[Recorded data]
--- Start ---
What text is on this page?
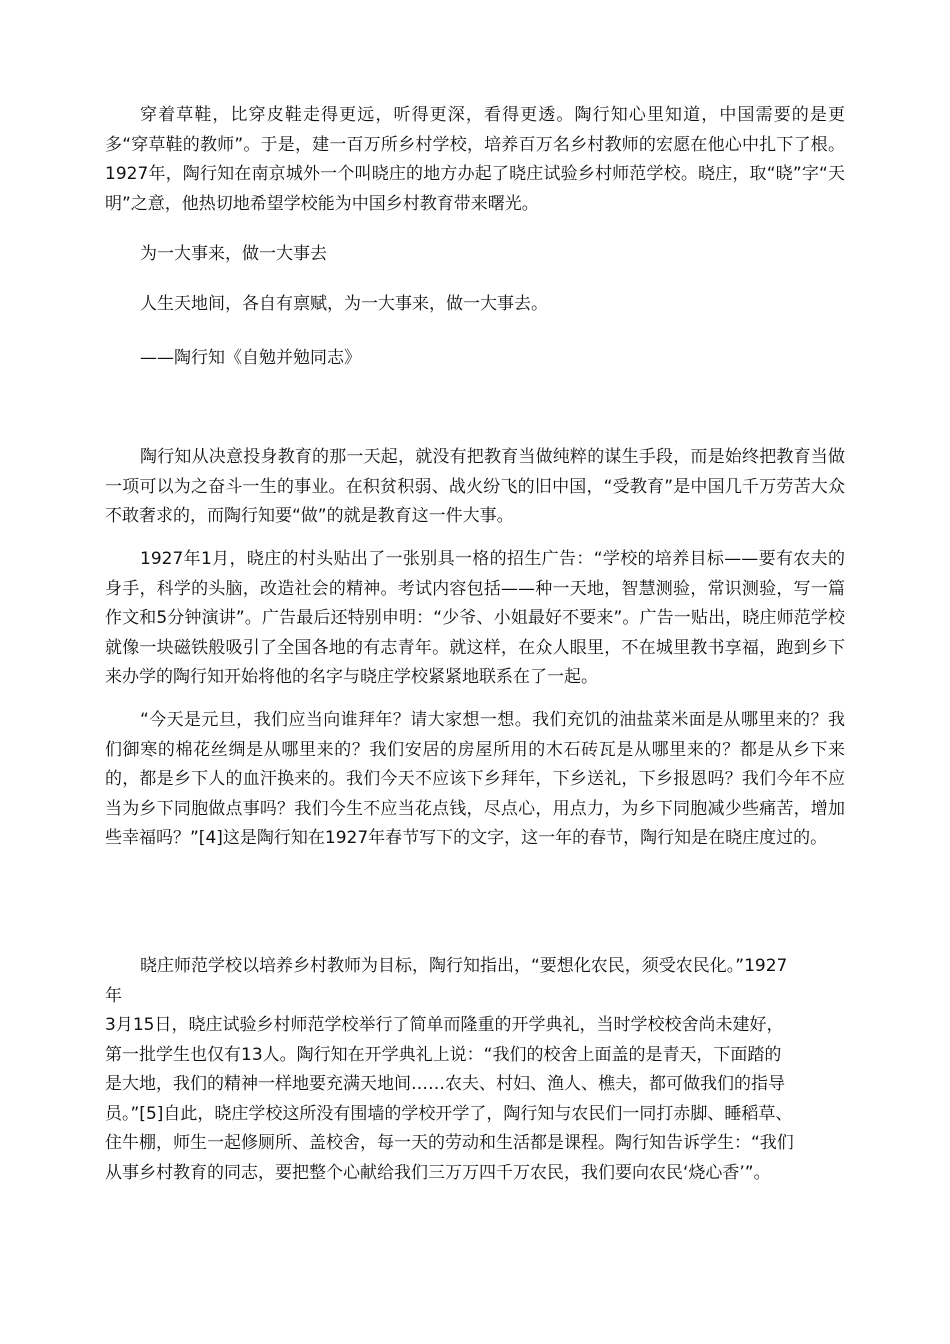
穿着草鞋，比穿皮鞋走得更远，听得更深，看得更透。陶行知心里知道，中国需要的是更多“穿草鞋的教师”。于是，建一百万所乡村学校，培养百万名乡村教师的宏愿在他心中扎下了根。1927年，陶行知在南京城外一个叫晓庄的地方办起了晓庄试验乡村师范学校。晓庄，取“晓”字“天明”之意，他热切地希望学校能为中国乡村教育带来曙光。

为一大事来，做一大事去

人生天地间，各自有禀赋，为一大事来，做一大事去。

——陶行知《自勉并勉同志》

陶行知从决意投身教育的那一天起，就没有把教育当做纯粹的谋生手段，而是始终把教育当做一项可以为之奋斗一生的事业。在积贫积弱、战火纷飞的旧中国，“受教育”是中国几千万劳苦大众不敢奢求的，而陶行知要“做”的就是教育这一件大事。

1927年1月，晓庄的村头贴出了一张别具一格的招生广告：“学校的培养目标——要有农夫的身手，科学的头脑，改造社会的精神。考试内容包括——种一天地，智慧测验，常识测验，写一篇作文和5分钟演讲”。广告最后还特别申明：“少爷、小姐最好不要来”。广告一贴出，晓庄师范学校就像一块磁铁般吸引了全国各地的有志青年。就这样，在众人眼里，不在城里教书享福，跑到乡下来办学的陶行知开始将他的名字与晓庄学校紧紧地联系在了一起。

“今天是元旦，我们应当向谁拜年？请大家想一想。我们充饥的油盐菜米面是从哪里来的？我们御寒的棉花丝绸是从哪里来的？我们安居的房屋所用的木石砖瓦是从哪里来的？都是从乡下来的，都是乡下人的血汗换来的。我们今天不应该下乡拜年，下乡送礼，下乡报恩吗？我们今年不应当为乡下同胞做点事吗？我们今生不应当花点钱，尽点心，用点力，为乡下同胞减少些痛苦，增加些幸福吗？”[4]这是陶行知在1927年春节写下的文字，这一年的春节，陶行知是在晓庄度过的。

晓庄师范学校以培养乡村教师为目标，陶行知指出，“要想化农民，须受农民化。”1927
年
3月15日，晓庄试验乡村师范学校举行了简单而隆重的开学典礼，当时学校校舍尚未建好，
第一批学生也仅有13人。陶行知在开学典礼上说：“我们的校舍上面盖的是青天，下面踏的
是大地，我们的精神一样地要充满天地间……农夫、村妇、渔人、樵夫，都可做我们的指导
员。”[5]自此，晓庄学校这所没有围墙的学校开学了，陶行知与农民们一同打赤脚、睡稻草、
住牛棚，师生一起修厕所、盖校舍，每一天的劳动和生活都是课程。陶行知告诉学生：“我们
从事乡村教育的同志，要把整个心献给我们三万万四千万农民，我们要向农民‘烧心香’”。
--- End ---
Brief - All the lines above are to be given again exactly as they read, with the pictures removed.

The output -
What text is on this page?
穿着草鞋，比穿皮鞋走得更远，听得更深，看得更透。陶行知心里知道，中国需要的是更多“穿草鞋的教师”。于是，建一百万所乡村学校，培养百万名乡村教师的宏愿在他心中扎下了根。1927年，陶行知在南京城外一个叫晓庄的地方办起了晓庄试验乡村师范学校。晓庄，取“晓”字“天明”之意，他热切地希望学校能为中国乡村教育带来曙光。

为一大事来，做一大事去

人生天地间，各自有禀赋，为一大事来，做一大事去。

——陶行知《自勉并勉同志》

陶行知从决意投身教育的那一天起，就没有把教育当做纯粹的谋生手段，而是始终把教育当做一项可以为之奋斗一生的事业。在积贫积弱、战火纷飞的旧中国，“受教育”是中国几千万劳苦大众不敢奢求的，而陶行知要“做”的就是教育这一件大事。

1927年1月，晓庄的村头贴出了一张别具一格的招生广告：“学校的培养目标——要有农夫的身手，科学的头脑，改造社会的精神。考试内容包括——种一天地，智慧测验，常识测验，写一篇作文和5分钟演讲”。广告最后还特别申明：“少爷、小姐最好不要来”。广告一贴出，晓庄师范学校就像一块磁铁般吸引了全国各地的有志青年。就这样，在众人眼里，不在城里教书享福，跑到乡下来办学的陶行知开始将他的名字与晓庄学校紧紧地联系在了一起。

“今天是元旦，我们应当向谁拜年？请大家想一想。我们充饥的油盐菜米面是从哪里来的？我们御寒的棉花丝绸是从哪里来的？我们安居的房屋所用的木石砖瓦是从哪里来的？都是从乡下来的，都是乡下人的血汗换来的。我们今天不应该下乡拜年，下乡送礼，下乡报恩吗？我们今年不应当为乡下同胞做点事吗？我们今生不应当花点钱，尽点心，用点力，为乡下同胞减少些痛苦，增加些幸福吗？”[4]这是陶行知在1927年春节写下的文字，这一年的春节，陶行知是在晓庄度过的。

晓庄师范学校以培养乡村教师为目标，陶行知指出，“要想化农民，须受农民化。”1927
年
3月15日，晓庄试验乡村师范学校举行了简单而隆重的开学典礼，当时学校校舍尚未建好，
第一批学生也仅有13人。陶行知在开学典礼上说：“我们的校舍上面盖的是青天，下面踏的
是大地，我们的精神一样地要充满天地间……农夫、村妇、渔人、樵夫，都可做我们的指导
员。”[5]自此，晓庄学校这所没有围墙的学校开学了，陶行知与农民们一同打赤脚、睡稻草、
住牛棚，师生一起修厕所、盖校舍，每一天的劳动和生活都是课程。陶行知告诉学生：“我们
从事乡村教育的同志，要把整个心献给我们三万万四千万农民，我们要向农民‘烧心香’”。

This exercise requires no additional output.